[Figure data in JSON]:
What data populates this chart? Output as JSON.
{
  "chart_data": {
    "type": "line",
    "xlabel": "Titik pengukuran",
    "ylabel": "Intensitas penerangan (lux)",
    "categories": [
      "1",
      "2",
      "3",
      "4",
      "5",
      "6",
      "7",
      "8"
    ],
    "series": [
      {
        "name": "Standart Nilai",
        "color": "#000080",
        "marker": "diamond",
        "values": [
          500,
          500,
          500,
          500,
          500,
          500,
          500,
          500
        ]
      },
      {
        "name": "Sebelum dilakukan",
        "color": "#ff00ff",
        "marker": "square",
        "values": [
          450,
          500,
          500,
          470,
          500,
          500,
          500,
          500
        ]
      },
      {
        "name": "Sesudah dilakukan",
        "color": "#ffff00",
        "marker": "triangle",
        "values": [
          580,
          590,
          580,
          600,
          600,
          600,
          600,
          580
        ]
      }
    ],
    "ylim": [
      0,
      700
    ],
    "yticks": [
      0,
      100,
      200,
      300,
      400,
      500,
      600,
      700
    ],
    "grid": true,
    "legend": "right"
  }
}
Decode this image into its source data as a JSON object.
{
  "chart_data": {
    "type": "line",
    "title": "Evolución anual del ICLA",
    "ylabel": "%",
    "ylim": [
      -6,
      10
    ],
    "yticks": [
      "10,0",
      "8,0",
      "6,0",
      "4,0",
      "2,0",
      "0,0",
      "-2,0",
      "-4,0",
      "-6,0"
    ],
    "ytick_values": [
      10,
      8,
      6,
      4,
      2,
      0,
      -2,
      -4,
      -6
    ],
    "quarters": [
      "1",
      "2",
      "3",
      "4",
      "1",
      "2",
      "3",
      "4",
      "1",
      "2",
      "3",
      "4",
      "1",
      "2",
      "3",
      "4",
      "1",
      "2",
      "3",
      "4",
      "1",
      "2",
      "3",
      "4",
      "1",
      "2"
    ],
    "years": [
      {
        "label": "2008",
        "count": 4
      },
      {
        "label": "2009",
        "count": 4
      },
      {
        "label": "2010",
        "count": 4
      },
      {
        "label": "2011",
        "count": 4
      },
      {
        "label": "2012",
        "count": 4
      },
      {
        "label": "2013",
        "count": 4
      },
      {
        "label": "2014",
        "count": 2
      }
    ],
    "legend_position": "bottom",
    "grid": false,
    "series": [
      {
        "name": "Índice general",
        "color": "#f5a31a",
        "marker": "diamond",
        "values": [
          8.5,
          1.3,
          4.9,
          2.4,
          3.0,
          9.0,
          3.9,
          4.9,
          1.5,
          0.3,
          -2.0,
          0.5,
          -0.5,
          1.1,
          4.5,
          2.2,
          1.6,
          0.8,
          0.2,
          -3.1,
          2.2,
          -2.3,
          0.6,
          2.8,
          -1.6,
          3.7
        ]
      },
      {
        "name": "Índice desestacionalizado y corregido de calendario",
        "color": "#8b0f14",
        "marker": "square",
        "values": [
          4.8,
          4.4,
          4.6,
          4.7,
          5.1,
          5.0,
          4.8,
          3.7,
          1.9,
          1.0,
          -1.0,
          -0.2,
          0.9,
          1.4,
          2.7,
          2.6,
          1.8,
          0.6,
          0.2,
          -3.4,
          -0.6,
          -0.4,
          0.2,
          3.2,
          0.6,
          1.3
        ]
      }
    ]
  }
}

[What is being asked]: All of the lines above need to be given again exactly.

[Answer for this exercise]:
What data populates this chart? Output as JSON.
{
  "chart_data": {
    "type": "line",
    "xlabel": "Titik pengukuran",
    "ylabel": "Intensitas penerangan (lux)",
    "categories": [
      "1",
      "2",
      "3",
      "4",
      "5",
      "6",
      "7",
      "8"
    ],
    "series": [
      {
        "name": "Standart Nilai",
        "color": "#000080",
        "marker": "diamond",
        "values": [
          500,
          500,
          500,
          500,
          500,
          500,
          500,
          500
        ]
      },
      {
        "name": "Sebelum dilakukan",
        "color": "#ff00ff",
        "marker": "square",
        "values": [
          450,
          500,
          500,
          470,
          500,
          500,
          500,
          500
        ]
      },
      {
        "name": "Sesudah dilakukan",
        "color": "#ffff00",
        "marker": "triangle",
        "values": [
          580,
          590,
          580,
          600,
          600,
          600,
          600,
          580
        ]
      }
    ],
    "ylim": [
      0,
      700
    ],
    "yticks": [
      0,
      100,
      200,
      300,
      400,
      500,
      600,
      700
    ],
    "grid": true,
    "legend": "right"
  }
}
Decode this image into its source data as a JSON object.
{
  "chart_data": {
    "type": "line",
    "title": "Evolución anual del ICLA",
    "ylabel": "%",
    "ylim": [
      -6,
      10
    ],
    "yticks": [
      "10,0",
      "8,0",
      "6,0",
      "4,0",
      "2,0",
      "0,0",
      "-2,0",
      "-4,0",
      "-6,0"
    ],
    "ytick_values": [
      10,
      8,
      6,
      4,
      2,
      0,
      -2,
      -4,
      -6
    ],
    "quarters": [
      "1",
      "2",
      "3",
      "4",
      "1",
      "2",
      "3",
      "4",
      "1",
      "2",
      "3",
      "4",
      "1",
      "2",
      "3",
      "4",
      "1",
      "2",
      "3",
      "4",
      "1",
      "2",
      "3",
      "4",
      "1",
      "2"
    ],
    "years": [
      {
        "label": "2008",
        "count": 4
      },
      {
        "label": "2009",
        "count": 4
      },
      {
        "label": "2010",
        "count": 4
      },
      {
        "label": "2011",
        "count": 4
      },
      {
        "label": "2012",
        "count": 4
      },
      {
        "label": "2013",
        "count": 4
      },
      {
        "label": "2014",
        "count": 2
      }
    ],
    "legend_position": "bottom",
    "grid": false,
    "series": [
      {
        "name": "Índice general",
        "color": "#f5a31a",
        "marker": "diamond",
        "values": [
          8.5,
          1.3,
          4.9,
          2.4,
          3.0,
          9.0,
          3.9,
          4.9,
          1.5,
          0.3,
          -2.0,
          0.5,
          -0.5,
          1.1,
          4.5,
          2.2,
          1.6,
          0.8,
          0.2,
          -3.1,
          2.2,
          -2.3,
          0.6,
          2.8,
          -1.6,
          3.7
        ]
      },
      {
        "name": "Índice desestacionalizado y corregido de calendario",
        "color": "#8b0f14",
        "marker": "square",
        "values": [
          4.8,
          4.4,
          4.6,
          4.7,
          5.1,
          5.0,
          4.8,
          3.7,
          1.9,
          1.0,
          -1.0,
          -0.2,
          0.9,
          1.4,
          2.7,
          2.6,
          1.8,
          0.6,
          0.2,
          -3.4,
          -0.6,
          -0.4,
          0.2,
          3.2,
          0.6,
          1.3
        ]
      }
    ]
  }
}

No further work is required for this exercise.